Task:
Select all lines with the string "Поселения" in them, and copy those lines.

Data entries
>> start
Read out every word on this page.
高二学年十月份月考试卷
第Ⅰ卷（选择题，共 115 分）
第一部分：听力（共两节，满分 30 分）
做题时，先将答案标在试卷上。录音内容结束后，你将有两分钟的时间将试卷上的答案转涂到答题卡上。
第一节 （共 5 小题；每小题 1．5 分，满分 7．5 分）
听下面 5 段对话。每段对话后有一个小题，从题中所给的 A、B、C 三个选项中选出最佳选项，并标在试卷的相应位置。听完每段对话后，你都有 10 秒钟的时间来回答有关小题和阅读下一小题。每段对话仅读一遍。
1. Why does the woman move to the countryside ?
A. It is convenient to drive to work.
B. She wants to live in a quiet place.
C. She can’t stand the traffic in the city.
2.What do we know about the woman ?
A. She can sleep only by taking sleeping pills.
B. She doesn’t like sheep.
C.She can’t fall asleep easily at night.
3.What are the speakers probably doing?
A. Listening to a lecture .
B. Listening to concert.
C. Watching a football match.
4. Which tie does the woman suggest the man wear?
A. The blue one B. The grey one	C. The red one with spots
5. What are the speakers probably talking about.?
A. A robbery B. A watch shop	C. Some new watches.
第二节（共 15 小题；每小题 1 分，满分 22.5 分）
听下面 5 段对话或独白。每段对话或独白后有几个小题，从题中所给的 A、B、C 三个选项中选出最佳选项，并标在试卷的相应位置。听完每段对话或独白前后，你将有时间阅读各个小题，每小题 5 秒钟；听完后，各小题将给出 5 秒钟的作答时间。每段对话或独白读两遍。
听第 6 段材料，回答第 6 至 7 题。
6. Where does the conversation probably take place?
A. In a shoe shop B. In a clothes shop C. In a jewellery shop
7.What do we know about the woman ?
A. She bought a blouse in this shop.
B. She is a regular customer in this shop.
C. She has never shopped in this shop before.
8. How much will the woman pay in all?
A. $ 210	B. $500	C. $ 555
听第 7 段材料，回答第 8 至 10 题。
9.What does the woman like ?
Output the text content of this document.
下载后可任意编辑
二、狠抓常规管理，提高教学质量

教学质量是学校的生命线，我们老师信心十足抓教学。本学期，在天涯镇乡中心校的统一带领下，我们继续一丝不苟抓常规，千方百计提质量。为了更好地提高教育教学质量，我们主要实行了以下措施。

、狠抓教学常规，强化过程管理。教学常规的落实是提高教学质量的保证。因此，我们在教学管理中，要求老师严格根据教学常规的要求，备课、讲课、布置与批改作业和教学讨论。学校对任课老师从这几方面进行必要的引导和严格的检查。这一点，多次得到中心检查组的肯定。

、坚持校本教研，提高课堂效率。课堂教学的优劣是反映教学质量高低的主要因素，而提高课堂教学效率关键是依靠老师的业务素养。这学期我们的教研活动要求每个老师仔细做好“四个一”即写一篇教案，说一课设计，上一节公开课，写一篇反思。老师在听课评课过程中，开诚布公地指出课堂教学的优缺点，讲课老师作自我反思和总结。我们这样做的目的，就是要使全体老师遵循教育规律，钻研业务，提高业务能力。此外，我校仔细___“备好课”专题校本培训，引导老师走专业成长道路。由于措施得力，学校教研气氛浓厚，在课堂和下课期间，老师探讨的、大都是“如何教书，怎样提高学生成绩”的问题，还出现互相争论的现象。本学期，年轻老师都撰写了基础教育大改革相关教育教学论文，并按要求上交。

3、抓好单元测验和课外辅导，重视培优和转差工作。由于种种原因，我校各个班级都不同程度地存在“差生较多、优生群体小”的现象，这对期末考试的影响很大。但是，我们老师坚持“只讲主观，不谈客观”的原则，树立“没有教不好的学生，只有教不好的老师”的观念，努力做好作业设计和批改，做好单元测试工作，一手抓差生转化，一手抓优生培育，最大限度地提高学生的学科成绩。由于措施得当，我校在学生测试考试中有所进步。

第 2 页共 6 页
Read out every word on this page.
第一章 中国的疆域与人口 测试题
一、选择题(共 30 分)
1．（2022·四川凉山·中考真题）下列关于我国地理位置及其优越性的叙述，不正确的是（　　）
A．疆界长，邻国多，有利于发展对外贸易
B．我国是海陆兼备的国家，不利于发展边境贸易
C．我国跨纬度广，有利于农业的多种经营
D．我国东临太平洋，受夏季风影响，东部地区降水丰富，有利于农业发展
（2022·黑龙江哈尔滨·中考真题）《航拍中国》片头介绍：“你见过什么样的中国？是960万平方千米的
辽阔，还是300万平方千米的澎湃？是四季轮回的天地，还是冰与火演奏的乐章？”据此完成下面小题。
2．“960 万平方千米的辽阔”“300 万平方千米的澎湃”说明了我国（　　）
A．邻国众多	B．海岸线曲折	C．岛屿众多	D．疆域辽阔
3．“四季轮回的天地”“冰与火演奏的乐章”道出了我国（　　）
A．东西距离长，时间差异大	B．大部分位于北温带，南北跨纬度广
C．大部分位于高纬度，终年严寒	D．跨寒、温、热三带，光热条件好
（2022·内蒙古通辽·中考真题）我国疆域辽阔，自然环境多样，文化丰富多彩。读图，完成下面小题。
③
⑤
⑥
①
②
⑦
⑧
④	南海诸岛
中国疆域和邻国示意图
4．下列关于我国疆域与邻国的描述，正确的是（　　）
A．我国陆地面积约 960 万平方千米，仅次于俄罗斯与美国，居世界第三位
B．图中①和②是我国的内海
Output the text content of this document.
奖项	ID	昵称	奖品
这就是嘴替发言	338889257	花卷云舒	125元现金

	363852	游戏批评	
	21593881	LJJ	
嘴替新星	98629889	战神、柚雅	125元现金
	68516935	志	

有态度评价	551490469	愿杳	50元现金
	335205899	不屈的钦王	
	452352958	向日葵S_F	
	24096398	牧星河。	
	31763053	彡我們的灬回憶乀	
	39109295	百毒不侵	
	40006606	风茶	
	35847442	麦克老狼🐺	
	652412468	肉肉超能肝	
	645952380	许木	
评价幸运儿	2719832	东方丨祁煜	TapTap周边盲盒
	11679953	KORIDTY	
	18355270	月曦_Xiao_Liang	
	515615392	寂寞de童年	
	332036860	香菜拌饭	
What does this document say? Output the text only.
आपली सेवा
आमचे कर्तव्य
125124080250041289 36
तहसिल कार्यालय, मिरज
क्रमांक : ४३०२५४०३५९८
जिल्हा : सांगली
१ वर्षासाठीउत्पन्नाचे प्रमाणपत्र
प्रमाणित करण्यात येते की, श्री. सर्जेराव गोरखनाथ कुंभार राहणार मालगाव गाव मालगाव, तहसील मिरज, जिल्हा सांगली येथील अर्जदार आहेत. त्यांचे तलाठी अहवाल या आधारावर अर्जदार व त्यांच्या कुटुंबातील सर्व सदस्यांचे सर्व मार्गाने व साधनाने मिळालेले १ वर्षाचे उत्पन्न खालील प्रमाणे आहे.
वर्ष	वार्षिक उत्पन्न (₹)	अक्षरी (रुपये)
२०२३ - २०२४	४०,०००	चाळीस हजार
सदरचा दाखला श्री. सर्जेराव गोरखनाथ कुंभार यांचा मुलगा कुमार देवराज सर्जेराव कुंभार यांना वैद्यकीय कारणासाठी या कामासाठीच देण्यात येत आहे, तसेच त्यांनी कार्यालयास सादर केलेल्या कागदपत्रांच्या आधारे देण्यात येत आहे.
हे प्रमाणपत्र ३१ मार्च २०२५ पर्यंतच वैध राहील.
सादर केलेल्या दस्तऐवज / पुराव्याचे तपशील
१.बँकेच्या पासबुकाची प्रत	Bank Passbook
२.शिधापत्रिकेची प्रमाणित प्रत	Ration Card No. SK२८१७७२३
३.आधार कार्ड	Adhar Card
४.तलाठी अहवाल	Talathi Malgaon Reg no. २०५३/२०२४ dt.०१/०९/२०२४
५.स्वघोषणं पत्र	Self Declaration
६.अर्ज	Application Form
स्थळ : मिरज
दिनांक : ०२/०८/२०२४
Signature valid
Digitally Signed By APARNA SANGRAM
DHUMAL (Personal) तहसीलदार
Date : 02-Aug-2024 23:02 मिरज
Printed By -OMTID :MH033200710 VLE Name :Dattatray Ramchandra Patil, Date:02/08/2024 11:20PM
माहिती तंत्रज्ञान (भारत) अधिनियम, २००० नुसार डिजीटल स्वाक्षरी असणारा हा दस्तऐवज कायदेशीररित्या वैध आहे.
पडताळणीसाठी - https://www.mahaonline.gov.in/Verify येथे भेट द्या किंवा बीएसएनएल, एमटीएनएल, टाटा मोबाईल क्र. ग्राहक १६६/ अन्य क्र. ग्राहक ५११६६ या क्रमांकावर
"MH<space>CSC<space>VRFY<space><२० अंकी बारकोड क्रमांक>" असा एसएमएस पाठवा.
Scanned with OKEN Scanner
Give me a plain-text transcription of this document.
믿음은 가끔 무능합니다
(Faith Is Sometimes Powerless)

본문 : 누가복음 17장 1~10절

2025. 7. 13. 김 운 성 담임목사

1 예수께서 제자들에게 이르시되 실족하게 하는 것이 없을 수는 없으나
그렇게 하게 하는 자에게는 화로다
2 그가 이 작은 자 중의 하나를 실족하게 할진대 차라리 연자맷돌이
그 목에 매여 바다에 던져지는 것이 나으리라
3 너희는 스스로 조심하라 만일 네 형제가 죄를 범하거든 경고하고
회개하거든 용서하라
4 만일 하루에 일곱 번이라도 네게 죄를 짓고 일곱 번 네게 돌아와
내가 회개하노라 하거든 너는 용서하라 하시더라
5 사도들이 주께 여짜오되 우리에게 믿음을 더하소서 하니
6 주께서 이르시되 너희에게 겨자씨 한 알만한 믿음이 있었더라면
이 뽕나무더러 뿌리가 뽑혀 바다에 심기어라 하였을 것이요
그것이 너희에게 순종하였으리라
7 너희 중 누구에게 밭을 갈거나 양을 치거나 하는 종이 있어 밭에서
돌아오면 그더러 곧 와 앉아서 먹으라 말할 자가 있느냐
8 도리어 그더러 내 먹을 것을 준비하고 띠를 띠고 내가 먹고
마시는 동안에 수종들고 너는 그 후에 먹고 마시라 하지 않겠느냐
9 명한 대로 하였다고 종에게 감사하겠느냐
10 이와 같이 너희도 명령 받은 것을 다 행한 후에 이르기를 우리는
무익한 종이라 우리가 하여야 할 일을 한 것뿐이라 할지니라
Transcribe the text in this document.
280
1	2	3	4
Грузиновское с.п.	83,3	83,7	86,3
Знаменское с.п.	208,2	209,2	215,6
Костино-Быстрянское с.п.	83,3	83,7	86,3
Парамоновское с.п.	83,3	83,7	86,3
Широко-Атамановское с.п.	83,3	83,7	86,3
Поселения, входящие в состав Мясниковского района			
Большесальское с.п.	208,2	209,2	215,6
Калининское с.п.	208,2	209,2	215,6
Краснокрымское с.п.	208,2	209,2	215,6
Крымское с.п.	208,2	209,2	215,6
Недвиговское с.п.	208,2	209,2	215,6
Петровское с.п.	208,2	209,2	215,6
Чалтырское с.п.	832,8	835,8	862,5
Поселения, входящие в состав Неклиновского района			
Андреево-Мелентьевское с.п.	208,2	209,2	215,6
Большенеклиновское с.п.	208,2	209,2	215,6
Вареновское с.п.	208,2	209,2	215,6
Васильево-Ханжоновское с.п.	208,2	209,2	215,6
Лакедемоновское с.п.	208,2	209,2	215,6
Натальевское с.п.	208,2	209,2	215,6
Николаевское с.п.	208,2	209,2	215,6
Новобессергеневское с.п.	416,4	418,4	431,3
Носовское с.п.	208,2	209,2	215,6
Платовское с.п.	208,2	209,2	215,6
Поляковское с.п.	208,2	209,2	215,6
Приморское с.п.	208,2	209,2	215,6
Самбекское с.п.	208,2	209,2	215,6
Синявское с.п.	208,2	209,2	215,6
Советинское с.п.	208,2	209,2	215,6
>> end
The output:
Поселения, входящие в состав Мясниковского района			
Поселения, входящие в состав Неклиновского района			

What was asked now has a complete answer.